** Begin Data shown **
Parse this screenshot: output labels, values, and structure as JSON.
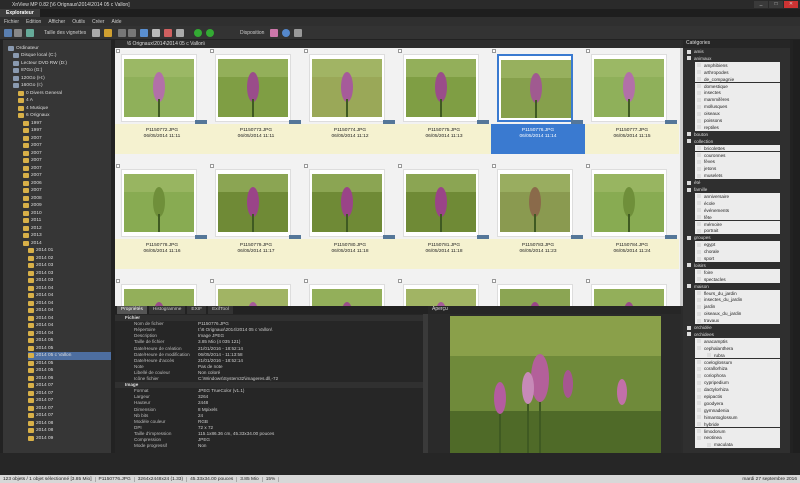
{
  "window": {
    "title": "XnView MP 0.82  [\\6 Orignaux\\2014\\2014 05 c Vallon]"
  },
  "tabs": [
    {
      "label": "Explorateur"
    }
  ],
  "menu": [
    "Fichier",
    "Edition",
    "Afficher",
    "Outils",
    "Créer",
    "Aide"
  ],
  "toolbar": {
    "thumb_size_label": "Taille des vignettes",
    "layout_label": "Disposition"
  },
  "path": "\\6 Orignaux\\2014\\2014 05 c Vallon\\",
  "tree": [
    {
      "label": "Ordinateur",
      "indent": 1
    },
    {
      "label": "Disque local (C:)",
      "indent": 2
    },
    {
      "label": "Lecteur DVD RW (D:)",
      "indent": 2
    },
    {
      "label": "87Go (G:)",
      "indent": 2
    },
    {
      "label": "120Go (H:)",
      "indent": 2
    },
    {
      "label": "160Go (I:)",
      "indent": 2
    },
    {
      "label": "0 Divers General",
      "indent": 3
    },
    {
      "label": "4 A",
      "indent": 3
    },
    {
      "label": "4 Musique",
      "indent": 3
    },
    {
      "label": "6 Orignaux",
      "indent": 3
    },
    {
      "label": "1997",
      "indent": 4
    },
    {
      "label": "1997",
      "indent": 4
    },
    {
      "label": "2007",
      "indent": 4
    },
    {
      "label": "2007",
      "indent": 4
    },
    {
      "label": "2007",
      "indent": 4
    },
    {
      "label": "2007",
      "indent": 4
    },
    {
      "label": "2007",
      "indent": 4
    },
    {
      "label": "2007",
      "indent": 4
    },
    {
      "label": "2006",
      "indent": 4
    },
    {
      "label": "2007",
      "indent": 4
    },
    {
      "label": "2008",
      "indent": 4
    },
    {
      "label": "2009",
      "indent": 4
    },
    {
      "label": "2010",
      "indent": 4
    },
    {
      "label": "2011",
      "indent": 4
    },
    {
      "label": "2012",
      "indent": 4
    },
    {
      "label": "2013",
      "indent": 4
    },
    {
      "label": "2014",
      "indent": 4
    },
    {
      "label": "2014 01",
      "indent": 5
    },
    {
      "label": "2014 02",
      "indent": 5
    },
    {
      "label": "2014 03",
      "indent": 5
    },
    {
      "label": "2014 03",
      "indent": 5
    },
    {
      "label": "2014 03",
      "indent": 5
    },
    {
      "label": "2014 04",
      "indent": 5
    },
    {
      "label": "2014 04",
      "indent": 5
    },
    {
      "label": "2014 04",
      "indent": 5
    },
    {
      "label": "2014 04",
      "indent": 5
    },
    {
      "label": "2014 04",
      "indent": 5
    },
    {
      "label": "2014 04",
      "indent": 5
    },
    {
      "label": "2014 04",
      "indent": 5
    },
    {
      "label": "2014 05",
      "indent": 5
    },
    {
      "label": "2014 05",
      "indent": 5
    },
    {
      "label": "2014 05 c Vallon",
      "indent": 5,
      "selected": true
    },
    {
      "label": "2014 05",
      "indent": 5
    },
    {
      "label": "2014 05",
      "indent": 5
    },
    {
      "label": "2014 06",
      "indent": 5
    },
    {
      "label": "2014 07",
      "indent": 5
    },
    {
      "label": "2014 07",
      "indent": 5
    },
    {
      "label": "2014 07",
      "indent": 5
    },
    {
      "label": "2014 07",
      "indent": 5
    },
    {
      "label": "2014 07",
      "indent": 5
    },
    {
      "label": "2014 08",
      "indent": 5
    },
    {
      "label": "2014 08",
      "indent": 5
    },
    {
      "label": "2014 09",
      "indent": 5
    }
  ],
  "thumbnails": [
    {
      "filename": "P1150772.JPG",
      "date": "06/05/2014 11:11",
      "tone": "a"
    },
    {
      "filename": "P1150773.JPG",
      "date": "06/05/2014 11:11",
      "tone": "b"
    },
    {
      "filename": "P1150774.JPG",
      "date": "06/05/2014 11:12",
      "tone": "c"
    },
    {
      "filename": "P1150775.JPG",
      "date": "06/05/2014 11:13",
      "tone": "b"
    },
    {
      "filename": "P1150776.JPG",
      "date": "06/05/2014 11:14",
      "tone": "d",
      "selected": true
    },
    {
      "filename": "P1150777.JPG",
      "date": "06/05/2014 11:15",
      "tone": "a"
    },
    {
      "filename": "P1150778.JPG",
      "date": "06/05/2014 11:16",
      "tone": "e"
    },
    {
      "filename": "P1150779.JPG",
      "date": "06/05/2014 11:17",
      "tone": "f"
    },
    {
      "filename": "P1150780.JPG",
      "date": "06/05/2014 11:18",
      "tone": "f"
    },
    {
      "filename": "P1150781.JPG",
      "date": "06/05/2014 11:18",
      "tone": "f"
    },
    {
      "filename": "P1150783.JPG",
      "date": "06/05/2014 11:23",
      "tone": "g"
    },
    {
      "filename": "P1150784.JPG",
      "date": "06/05/2014 11:24",
      "tone": "e"
    },
    {
      "filename": "",
      "date": "",
      "tone": "b"
    },
    {
      "filename": "",
      "date": "",
      "tone": "c"
    },
    {
      "filename": "",
      "date": "",
      "tone": "b"
    },
    {
      "filename": "",
      "date": "",
      "tone": "c"
    },
    {
      "filename": "",
      "date": "",
      "tone": "f"
    },
    {
      "filename": "",
      "date": "",
      "tone": "b"
    }
  ],
  "properties_tabs": [
    "Propriétés",
    "Histogramme",
    "EXIF",
    "ExifTool"
  ],
  "properties": [
    {
      "section": "Fichier"
    },
    {
      "key": "Nom de fichier",
      "value": "P1150776.JPG"
    },
    {
      "key": "Répertoire",
      "value": "I:\\6 Orignaux\\2014\\2014 05 c Vallon\\"
    },
    {
      "key": "Description",
      "value": "Image JPEG"
    },
    {
      "key": "Taille de fichier",
      "value": "3.85 Mio (4 035 121)"
    },
    {
      "key": "Date/Heure de création",
      "value": "21/01/2016 - 18:52:14"
    },
    {
      "key": "Date/Heure de modification",
      "value": "06/05/2014 - 11:13:58"
    },
    {
      "key": "Date/Heure d'accès",
      "value": "21/01/2016 - 18:52:14"
    },
    {
      "key": "Note",
      "value": "Pas de note"
    },
    {
      "key": "Libellé de couleur",
      "value": "Non coloré"
    },
    {
      "key": "Icône fichier",
      "value": "C:\\Windows\\System32\\imageres.dll,-72"
    },
    {
      "section": "Image"
    },
    {
      "key": "Format",
      "value": "JPEG TrueColor (v1.1)"
    },
    {
      "key": "Largeur",
      "value": "3264"
    },
    {
      "key": "Hauteur",
      "value": "2448"
    },
    {
      "key": "Dimension",
      "value": "8 Mpixels"
    },
    {
      "key": "Nb bits",
      "value": "24"
    },
    {
      "key": "Modèle couleur",
      "value": "RGB"
    },
    {
      "key": "DPI",
      "value": "72 x 72"
    },
    {
      "key": "Taille d'impression",
      "value": "115.1x86.36 cm, 45.33x34.00 pouces"
    },
    {
      "key": "Compression",
      "value": "JPEG"
    },
    {
      "key": "Mode progressif",
      "value": "Non"
    }
  ],
  "preview_title": "Aperçu",
  "categories_title": "Catégories",
  "categories": [
    {
      "label": "amis",
      "level": 0
    },
    {
      "label": "animaux",
      "level": 0
    },
    {
      "label": "amphibiens",
      "level": 1
    },
    {
      "label": "arthropodes",
      "level": 1
    },
    {
      "label": "de_compagnie",
      "level": 1
    },
    {
      "label": "domestique",
      "level": 1
    },
    {
      "label": "insectes",
      "level": 1
    },
    {
      "label": "mammifères",
      "level": 1
    },
    {
      "label": "mollusques",
      "level": 1
    },
    {
      "label": "oiseaux",
      "level": 1
    },
    {
      "label": "poissons",
      "level": 1
    },
    {
      "label": "reptiles",
      "level": 1
    },
    {
      "label": "bouton",
      "level": 0
    },
    {
      "label": "collection",
      "level": 0
    },
    {
      "label": "bricolettes",
      "level": 1
    },
    {
      "label": "couronnes",
      "level": 1
    },
    {
      "label": "fèves",
      "level": 1
    },
    {
      "label": "jetons",
      "level": 1
    },
    {
      "label": "muselets",
      "level": 1
    },
    {
      "label": "été",
      "level": 0
    },
    {
      "label": "famille",
      "level": 0
    },
    {
      "label": "anniversaire",
      "level": 1
    },
    {
      "label": "école",
      "level": 1
    },
    {
      "label": "événements",
      "level": 1
    },
    {
      "label": "fête",
      "level": 1
    },
    {
      "label": "mémoire",
      "level": 1
    },
    {
      "label": "portrait",
      "level": 1
    },
    {
      "label": "groupes",
      "level": 0
    },
    {
      "label": "egypt",
      "level": 1
    },
    {
      "label": "chorale",
      "level": 1
    },
    {
      "label": "sport",
      "level": 1
    },
    {
      "label": "loisirs",
      "level": 0
    },
    {
      "label": "foire",
      "level": 1
    },
    {
      "label": "spectacles",
      "level": 1
    },
    {
      "label": "maison",
      "level": 0
    },
    {
      "label": "fleurs_du_jardin",
      "level": 1
    },
    {
      "label": "insectes_du_jardin",
      "level": 1
    },
    {
      "label": "jardin",
      "level": 1
    },
    {
      "label": "oiseaux_du_jardin",
      "level": 1
    },
    {
      "label": "travaux",
      "level": 1
    },
    {
      "label": "orchidée",
      "level": 0
    },
    {
      "label": "orchidees",
      "level": 0
    },
    {
      "label": "anacamptis",
      "level": 1
    },
    {
      "label": "cephalanthera",
      "level": 1
    },
    {
      "label": "rubra",
      "level": 2
    },
    {
      "label": "coeloglossum",
      "level": 1
    },
    {
      "label": "corallorhiza",
      "level": 1
    },
    {
      "label": "coriophora",
      "level": 1
    },
    {
      "label": "cypripedium",
      "level": 1
    },
    {
      "label": "dactylorhiza",
      "level": 1
    },
    {
      "label": "epipactis",
      "level": 1
    },
    {
      "label": "goodyera",
      "level": 1
    },
    {
      "label": "gymnadenia",
      "level": 1
    },
    {
      "label": "himantoglossum",
      "level": 1
    },
    {
      "label": "hybride",
      "level": 1
    },
    {
      "label": "limodorum",
      "level": 1
    },
    {
      "label": "neotinea",
      "level": 1
    },
    {
      "label": "maculata",
      "level": 2
    }
  ],
  "status": {
    "count": "123 objets / 1 objet sélectionné [3.85 Mio]",
    "file": "P1150776.JPG",
    "dims": "3264x2448x24 (1.33)",
    "print": "45.33x34.00 pouces",
    "size": "3.85 Mio",
    "zoom": "15%",
    "clock": "mardi 27 septembre 2016"
  },
  "colors": {
    "accent": "#3a7ad0",
    "meta_bg": "#f5f2d0"
  }
}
** End Data shown **
Please list every line of the records that contains "Vallon".

    "title": "XnView MP 0.82  [\\6 Orignaux\\2014\\2014 05 c Vallon]"
  "path": "\\6 Orignaux\\2014\\2014 05 c Vallon\\",
      "label": "2014 05 c Vallon",
      "value": "I:\\6 Orignaux\\2014\\2014 05 c Vallon\\"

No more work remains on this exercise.